<<<<

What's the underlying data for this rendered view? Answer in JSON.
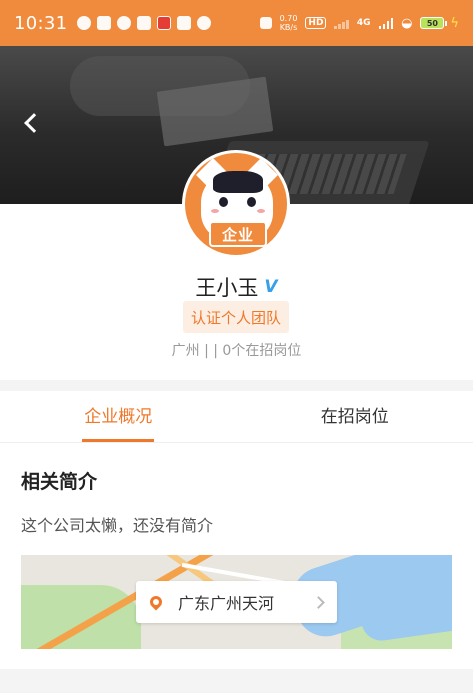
{
  "status_bar": {
    "time": "10:31",
    "speed_value": "0.70",
    "speed_unit": "KB/s",
    "hd": "HD",
    "network": "4G",
    "battery": "50"
  },
  "profile": {
    "avatar_text": "企业",
    "name": "王小玉",
    "verify_mark": "V",
    "tag": "认证个人团队",
    "meta": "广州 |  | 0个在招岗位"
  },
  "tabs": [
    {
      "label": "企业概况",
      "active": true
    },
    {
      "label": "在招岗位",
      "active": false
    }
  ],
  "about": {
    "title": "相关简介",
    "text": "这个公司太懒，还没有简介"
  },
  "location": {
    "text": "广东广州天河"
  },
  "colors": {
    "accent": "#f08a3c",
    "tab_active": "#f0782a",
    "verify": "#37a0e8"
  }
}
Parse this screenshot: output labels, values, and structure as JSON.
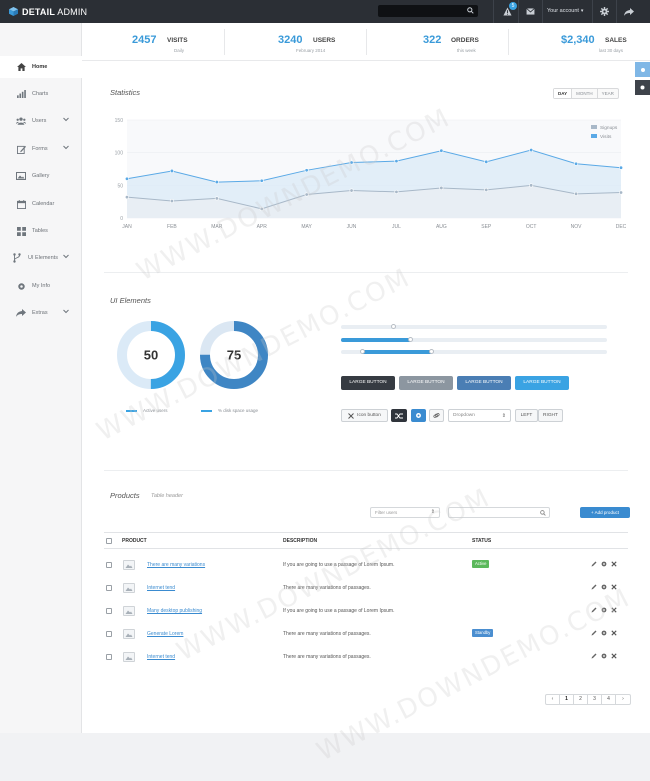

>>>>

* _EXERCISE TASK_:
Copy the material above exactly and drop the pictures.

* _RESULT_:
What's the underlying data for this rendered view? Answer in JSON.
{
  "status_bar": {
    "time": "10:31",
    "speed_value": "0.70",
    "speed_unit": "KB/s",
    "hd": "HD",
    "network": "4G",
    "battery": "50"
  },
  "profile": {
    "avatar_text": "企业",
    "name": "王小玉",
    "verify_mark": "V",
    "tag": "认证个人团队",
    "meta": "广州 |  | 0个在招岗位"
  },
  "tabs": [
    {
      "label": "企业概况",
      "active": true
    },
    {
      "label": "在招岗位",
      "active": false
    }
  ],
  "about": {
    "title": "相关简介",
    "text": "这个公司太懒，还没有简介"
  },
  "location": {
    "text": "广东广州天河"
  },
  "colors": {
    "accent": "#f08a3c",
    "tab_active": "#f0782a",
    "verify": "#37a0e8"
  }
}
Parse this screenshot: output labels, values, and structure as JSON.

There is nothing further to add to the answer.